**Required task**: Output every record word for word.

######

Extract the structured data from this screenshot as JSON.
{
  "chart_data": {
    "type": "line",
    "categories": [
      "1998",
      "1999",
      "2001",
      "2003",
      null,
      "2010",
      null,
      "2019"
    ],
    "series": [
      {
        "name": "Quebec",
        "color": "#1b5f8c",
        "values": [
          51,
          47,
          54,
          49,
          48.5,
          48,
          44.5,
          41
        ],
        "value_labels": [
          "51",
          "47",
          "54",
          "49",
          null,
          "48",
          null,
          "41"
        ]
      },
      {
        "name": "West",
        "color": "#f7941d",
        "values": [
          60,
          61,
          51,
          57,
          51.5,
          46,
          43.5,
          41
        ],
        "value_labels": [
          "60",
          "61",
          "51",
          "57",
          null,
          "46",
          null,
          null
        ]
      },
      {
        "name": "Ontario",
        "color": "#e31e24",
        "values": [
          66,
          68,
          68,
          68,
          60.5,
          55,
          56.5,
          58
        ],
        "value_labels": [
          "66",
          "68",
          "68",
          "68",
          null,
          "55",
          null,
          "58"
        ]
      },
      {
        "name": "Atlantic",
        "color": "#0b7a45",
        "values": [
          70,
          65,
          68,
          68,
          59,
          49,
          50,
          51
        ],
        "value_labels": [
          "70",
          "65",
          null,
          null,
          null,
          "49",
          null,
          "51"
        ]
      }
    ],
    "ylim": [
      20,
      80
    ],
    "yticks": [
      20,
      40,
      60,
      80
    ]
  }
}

######

**The result**:
Extract the structured data from this screenshot as JSON.
{
  "chart_data": {
    "type": "line",
    "categories": [
      "1998",
      "1999",
      "2001",
      "2003",
      null,
      "2010",
      null,
      "2019"
    ],
    "series": [
      {
        "name": "Quebec",
        "color": "#1b5f8c",
        "values": [
          51,
          47,
          54,
          49,
          48.5,
          48,
          44.5,
          41
        ],
        "value_labels": [
          "51",
          "47",
          "54",
          "49",
          null,
          "48",
          null,
          "41"
        ]
      },
      {
        "name": "West",
        "color": "#f7941d",
        "values": [
          60,
          61,
          51,
          57,
          51.5,
          46,
          43.5,
          41
        ],
        "value_labels": [
          "60",
          "61",
          "51",
          "57",
          null,
          "46",
          null,
          null
        ]
      },
      {
        "name": "Ontario",
        "color": "#e31e24",
        "values": [
          66,
          68,
          68,
          68,
          60.5,
          55,
          56.5,
          58
        ],
        "value_labels": [
          "66",
          "68",
          "68",
          "68",
          null,
          "55",
          null,
          "58"
        ]
      },
      {
        "name": "Atlantic",
        "color": "#0b7a45",
        "values": [
          70,
          65,
          68,
          68,
          59,
          49,
          50,
          51
        ],
        "value_labels": [
          "70",
          "65",
          null,
          null,
          null,
          "49",
          null,
          "51"
        ]
      }
    ],
    "ylim": [
      20,
      80
    ],
    "yticks": [
      20,
      40,
      60,
      80
    ]
  }
}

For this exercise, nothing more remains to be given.